* _Information shown_:
- - - - -

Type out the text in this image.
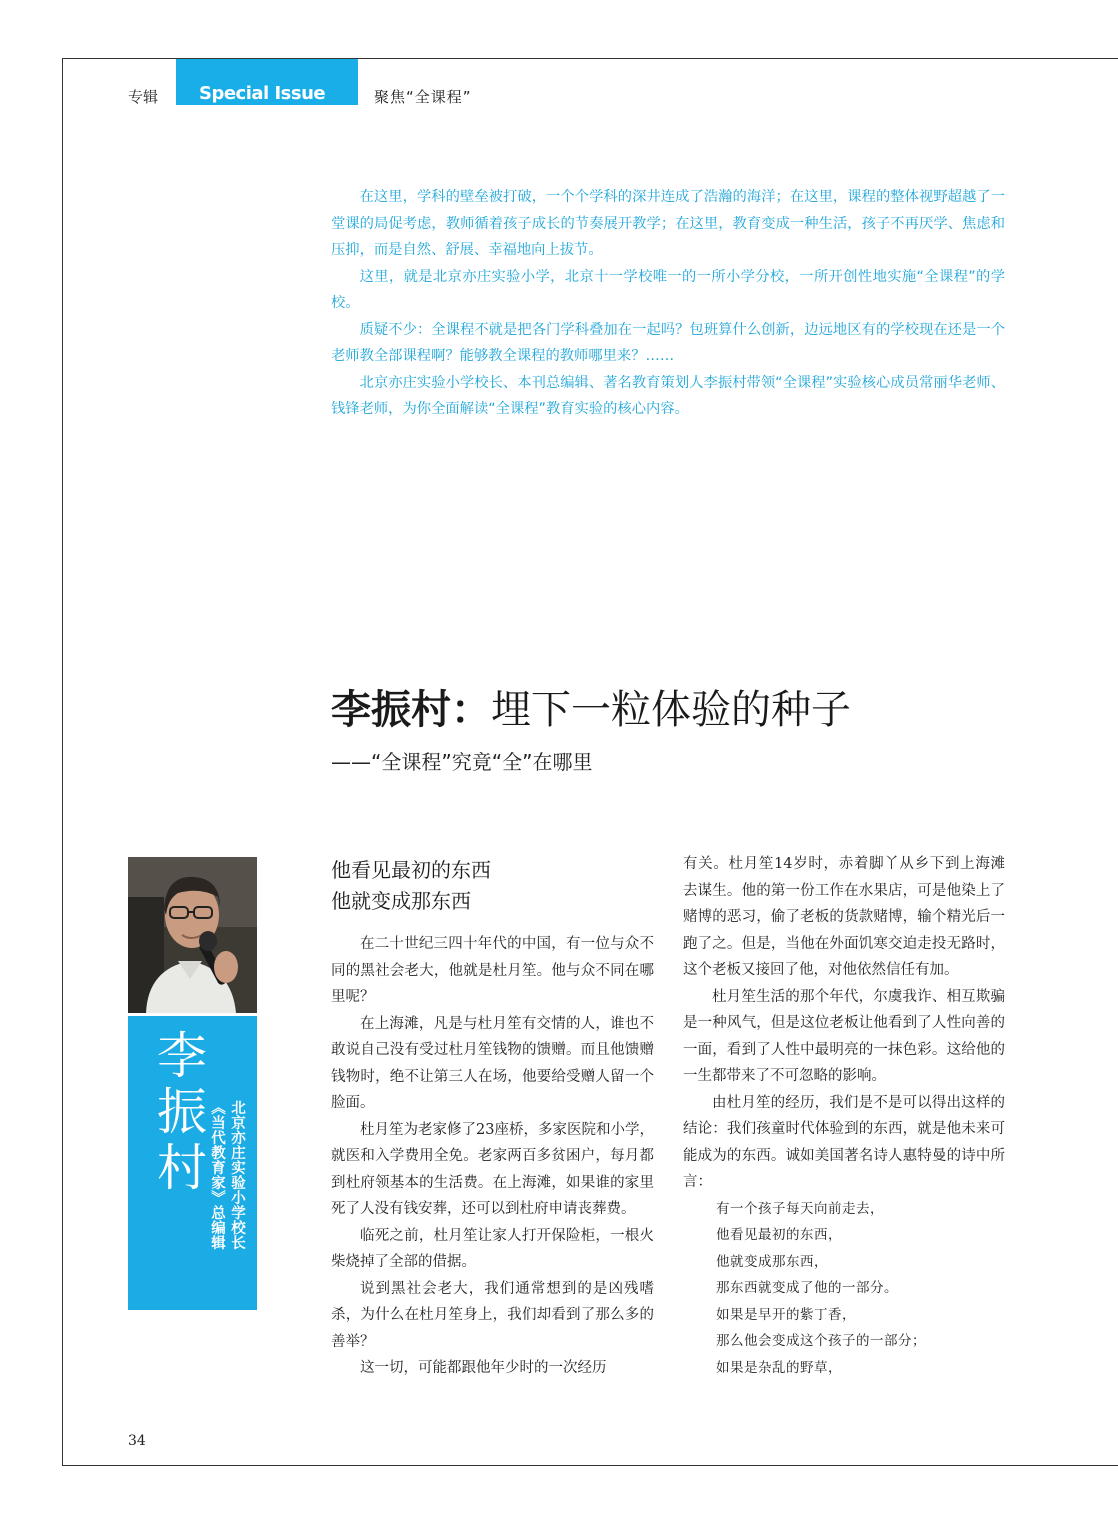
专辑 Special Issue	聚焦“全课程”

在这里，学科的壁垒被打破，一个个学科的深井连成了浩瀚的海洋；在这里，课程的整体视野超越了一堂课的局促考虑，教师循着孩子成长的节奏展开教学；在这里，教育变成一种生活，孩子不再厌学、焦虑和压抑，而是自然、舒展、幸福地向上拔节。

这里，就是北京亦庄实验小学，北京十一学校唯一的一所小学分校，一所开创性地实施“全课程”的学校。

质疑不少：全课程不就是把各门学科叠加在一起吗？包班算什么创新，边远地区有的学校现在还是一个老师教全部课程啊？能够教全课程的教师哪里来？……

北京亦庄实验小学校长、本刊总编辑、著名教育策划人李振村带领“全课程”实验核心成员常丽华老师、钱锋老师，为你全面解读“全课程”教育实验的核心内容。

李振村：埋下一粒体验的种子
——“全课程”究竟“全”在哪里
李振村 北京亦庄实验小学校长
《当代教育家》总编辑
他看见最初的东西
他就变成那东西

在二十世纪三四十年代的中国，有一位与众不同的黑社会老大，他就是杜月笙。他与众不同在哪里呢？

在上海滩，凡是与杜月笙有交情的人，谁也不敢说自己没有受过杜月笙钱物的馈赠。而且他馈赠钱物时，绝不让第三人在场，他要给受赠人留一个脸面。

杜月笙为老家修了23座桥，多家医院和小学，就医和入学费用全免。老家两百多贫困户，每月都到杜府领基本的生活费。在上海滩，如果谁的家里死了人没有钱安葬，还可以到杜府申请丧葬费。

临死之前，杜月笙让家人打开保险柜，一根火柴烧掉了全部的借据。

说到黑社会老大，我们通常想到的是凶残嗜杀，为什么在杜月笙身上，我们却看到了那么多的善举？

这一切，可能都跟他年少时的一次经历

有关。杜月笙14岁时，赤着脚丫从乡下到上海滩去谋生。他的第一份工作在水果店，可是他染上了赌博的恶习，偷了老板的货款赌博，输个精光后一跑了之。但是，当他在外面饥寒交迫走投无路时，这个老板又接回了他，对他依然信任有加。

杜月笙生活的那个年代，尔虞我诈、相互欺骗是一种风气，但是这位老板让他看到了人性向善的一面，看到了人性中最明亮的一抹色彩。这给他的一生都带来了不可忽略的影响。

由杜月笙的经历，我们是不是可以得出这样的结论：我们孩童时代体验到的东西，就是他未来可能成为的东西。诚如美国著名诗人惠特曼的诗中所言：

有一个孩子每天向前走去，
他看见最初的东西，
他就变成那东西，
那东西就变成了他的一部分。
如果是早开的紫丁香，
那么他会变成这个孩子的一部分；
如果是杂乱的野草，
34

- - - - -

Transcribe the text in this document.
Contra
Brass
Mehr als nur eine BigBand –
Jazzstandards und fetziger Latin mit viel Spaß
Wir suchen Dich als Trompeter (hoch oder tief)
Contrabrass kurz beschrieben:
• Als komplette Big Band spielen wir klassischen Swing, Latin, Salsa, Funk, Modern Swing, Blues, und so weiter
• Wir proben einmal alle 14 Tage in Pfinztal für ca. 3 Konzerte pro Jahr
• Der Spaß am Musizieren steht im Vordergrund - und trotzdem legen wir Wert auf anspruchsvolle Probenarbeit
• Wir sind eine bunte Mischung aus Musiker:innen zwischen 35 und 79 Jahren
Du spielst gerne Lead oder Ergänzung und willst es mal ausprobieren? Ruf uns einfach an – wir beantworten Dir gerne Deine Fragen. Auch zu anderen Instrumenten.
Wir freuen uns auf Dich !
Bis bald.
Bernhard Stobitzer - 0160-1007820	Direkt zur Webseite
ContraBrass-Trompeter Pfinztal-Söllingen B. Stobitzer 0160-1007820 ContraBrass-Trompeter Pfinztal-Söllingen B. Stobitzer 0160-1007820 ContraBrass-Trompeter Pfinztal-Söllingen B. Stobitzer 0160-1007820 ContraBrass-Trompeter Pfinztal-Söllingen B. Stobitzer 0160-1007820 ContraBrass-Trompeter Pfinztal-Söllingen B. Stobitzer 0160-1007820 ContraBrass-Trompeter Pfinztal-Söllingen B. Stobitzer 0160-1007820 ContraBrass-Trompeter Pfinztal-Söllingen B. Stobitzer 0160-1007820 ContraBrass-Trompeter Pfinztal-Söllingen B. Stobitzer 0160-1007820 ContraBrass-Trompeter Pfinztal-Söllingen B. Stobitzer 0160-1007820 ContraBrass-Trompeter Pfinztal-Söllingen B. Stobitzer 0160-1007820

- - - - -

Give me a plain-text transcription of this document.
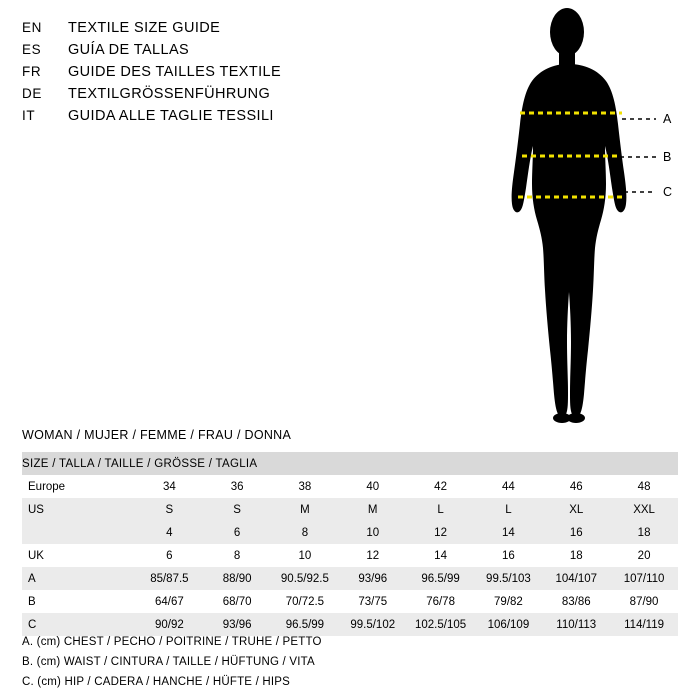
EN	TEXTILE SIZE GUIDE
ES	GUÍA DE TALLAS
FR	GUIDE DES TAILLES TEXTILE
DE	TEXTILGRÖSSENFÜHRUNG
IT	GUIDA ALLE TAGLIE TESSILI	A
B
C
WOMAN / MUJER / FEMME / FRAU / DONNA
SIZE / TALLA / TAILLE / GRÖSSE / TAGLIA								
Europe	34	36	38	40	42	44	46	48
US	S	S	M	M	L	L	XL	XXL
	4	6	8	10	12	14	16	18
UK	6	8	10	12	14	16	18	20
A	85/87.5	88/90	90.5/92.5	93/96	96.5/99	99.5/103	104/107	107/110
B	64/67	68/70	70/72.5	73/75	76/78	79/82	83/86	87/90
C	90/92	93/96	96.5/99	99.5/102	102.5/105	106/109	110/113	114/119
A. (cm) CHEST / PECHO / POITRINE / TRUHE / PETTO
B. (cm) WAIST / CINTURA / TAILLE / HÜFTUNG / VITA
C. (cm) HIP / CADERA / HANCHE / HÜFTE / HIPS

- - - - -

* _Stated exercise_:
Extract from the material all lines containing the string "北京亦庄实验小学校长".

* _Expected answer_:
北京亦庄实验小学校长、本刊总编辑、著名教育策划人李振村带领“全课程”实验核心成员常丽华老师、钱锋老师，为你全面解读“全课程”教育实验的核心内容。
李振村 北京亦庄实验小学校长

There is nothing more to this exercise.